## Passage given
Thu 3/3
We land at Berlin. Cold and cloudy. We somehow find ourselves at the departure lounge but eventually get to passport control and make our way to the train station. Hang on. Where is my wallet? Nowheretobefound, that’s where. I have a strong suspicion it fell between the airplane seat and the window. We’re already out so I can’t run back to the plane and look. I check online, call the airport lost and found, call the airline lost and found, maybe someone can have a look? The best they can do is tell me to fill in an online form. Bye bye wallet. I picture it still stuck there between the seat and the window… (if you happen to fly Wizzair Budapest to Berlin check seat 14F, you never know…). If I were enlightened I might see this as an opportunity to practice non-attachment. I have some way to go.
Now in Germany you don’t just have to wear a mask, it has to be a proper ‘professional’ one. The one that actually filters the air and you can see it moving in and out as you breath. It’s thoroughly uncomfortable, but on the other hand there’s less steam on my glasses. Pretty much everyone complies, very disciplined this lot.
As we approach Zack’s place I spot graffiti on the wall. It reads FCK PTN. I like Berlin already. (More on graffiti later).
The flat is very nice indeed, Zack just finished a full renovation and proudly (quite rightly) shows me around. Gorgeous. We go for a walk in the neighbourhood while I cancel my credit cards over the phone. We find a nice little local cafe that’s actually open at this time, an Italian owner and Australian waitress. Today clubs are finally allowed to open and she’s going back to her barwoman job. Exciting. We end the day at the Dog Brewery where Zack has Elvis Juice (some kind of beer), and I settle for elderflower pressé as disappointingly they don’t have my favourite German drink - kirsch-saft (yes, I know). On the way home Zack shows me a huge four story vintage cloths shop. I make a mental note.
Fri 4/3
Zack has meetings and I go on a solo tour of the neighbourhood. I’m on a mission to find the perfect cafe, naturally. I’ve got some writing to do after all. I open my ‘specialist cafe’ app. Three promising options. I go to Silo, the nearest one. It must be good as it’s full with a twenty minute waiting time. Nope. I head to the second option, a mere fifteen minute walk away, but it looks like there’s a building site where the cafe used to be. I eventually arrive to the third one. My feet hurt. It’s still there thank goodness. Oh. It’s closed. I’m getting grumpier by the minute. By now any old coffee and cake will do. But here they don’t take cards, and there they don’t have wifi… Arghhh. Finally across the street, like an apparition, I spot Calm Cafe. How apt. I’ve arrived. Next time, I promise myself, I will settle for the first cafe I see that’s open. (Who am I kidding).
This evening we have a Shabbat meal with Tsuzamen (‘together’) - an Israeli expat community in Berlin. I head home to get ready, not before passing by that large vintage store for some do-good fashion acquisitions.

## Material provided
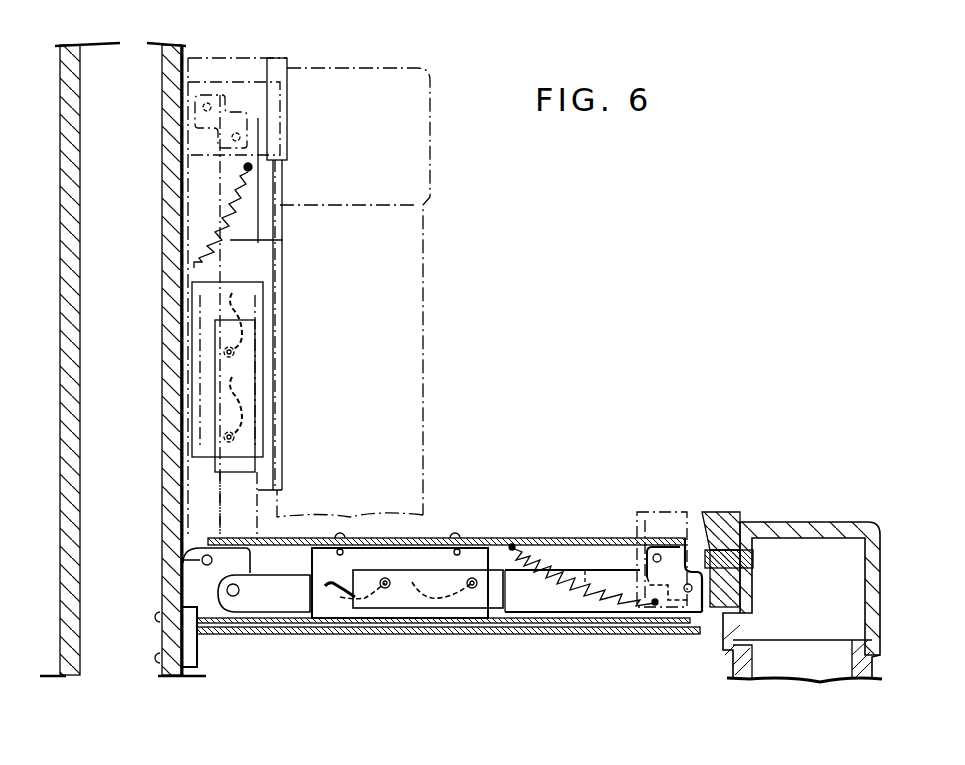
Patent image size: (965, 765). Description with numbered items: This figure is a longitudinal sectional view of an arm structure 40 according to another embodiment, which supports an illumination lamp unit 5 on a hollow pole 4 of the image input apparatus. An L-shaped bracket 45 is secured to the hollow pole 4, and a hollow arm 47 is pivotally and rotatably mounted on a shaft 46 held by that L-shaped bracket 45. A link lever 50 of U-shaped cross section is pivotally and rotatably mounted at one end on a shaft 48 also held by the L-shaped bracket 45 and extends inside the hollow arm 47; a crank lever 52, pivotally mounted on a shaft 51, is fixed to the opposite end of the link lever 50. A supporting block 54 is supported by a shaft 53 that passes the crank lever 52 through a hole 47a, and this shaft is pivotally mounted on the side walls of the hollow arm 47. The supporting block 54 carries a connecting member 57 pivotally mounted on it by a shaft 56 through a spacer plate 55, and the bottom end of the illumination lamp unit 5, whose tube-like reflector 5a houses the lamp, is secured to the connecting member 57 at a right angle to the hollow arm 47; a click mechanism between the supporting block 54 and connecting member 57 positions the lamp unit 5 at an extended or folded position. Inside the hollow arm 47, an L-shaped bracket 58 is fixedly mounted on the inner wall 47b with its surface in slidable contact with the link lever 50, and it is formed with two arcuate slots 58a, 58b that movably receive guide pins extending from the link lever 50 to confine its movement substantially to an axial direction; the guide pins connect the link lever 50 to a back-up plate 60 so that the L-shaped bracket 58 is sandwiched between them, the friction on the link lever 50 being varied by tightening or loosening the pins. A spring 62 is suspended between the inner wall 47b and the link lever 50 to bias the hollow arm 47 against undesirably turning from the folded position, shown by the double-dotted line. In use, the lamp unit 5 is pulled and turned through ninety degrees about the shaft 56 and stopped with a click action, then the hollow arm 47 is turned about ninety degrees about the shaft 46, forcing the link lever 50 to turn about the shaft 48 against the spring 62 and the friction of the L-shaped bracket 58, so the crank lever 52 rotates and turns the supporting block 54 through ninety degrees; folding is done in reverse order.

## To be done
A) In the Berlin diary, what does the graffiti near Zack's place read?
B) Continue the Berlin diary from its last sentence onward.

## Answer list
A) FCK PTN

B)
We arrive at a lovely private home, room for bags and coats, busy kitchen, and long tables waiting to be populated. We sit down, I’m slightly apprehensive but I make an effort and glad I do. Some lovely people, each with their own unique and fascinating story of how they ended up living in Berlin. I find it interesting that people would go all this way to get away from their home country only to seek the company of their compatriots, but there is certainly something comforting and reassuring about the ability to connect with a very familiar ‘ready made’ community in a foreign land. Not to mention the delicious Israeli food.
Sat 5/3
Today there’s a farmer’s market in the neighbourhood. We try some yummy freshly made tortellini from the pasta stand, and take in the market atmosphere. A second attempt at Silo cafe, this time the queue is reasonable and we grab a table. The coffee is good albeit too cold (what is it with lukewarm coffee nowadays?), and I can tick that off my list now.
We roam the streets, window shop at some lovely artisan stores, and visit the quite impressive ‘Raw Space’ - a vast area of run down industrial buildings turned home for (or squatted by) a vibrant alternative creative community. Some music venues, vintage shops, and an abundance of graffiti to feast your eyes on. Indeed all of Berlin seems to be one big street art canvas. I do feel a bit sorry for some of the brand new buildings just given the ‘street cred’ treatment. How do you determine the difference between art and vandalism I ponder. I guess it depends on the quality of the work...
We walk along the river and reach the Berlin Wall with its own iconic graffiti, a real piece of history (and some true graffiti masterpieces). We then head to another historical site - Treptower Park with its vast soviet monuments - in the suitably chilly afternoon.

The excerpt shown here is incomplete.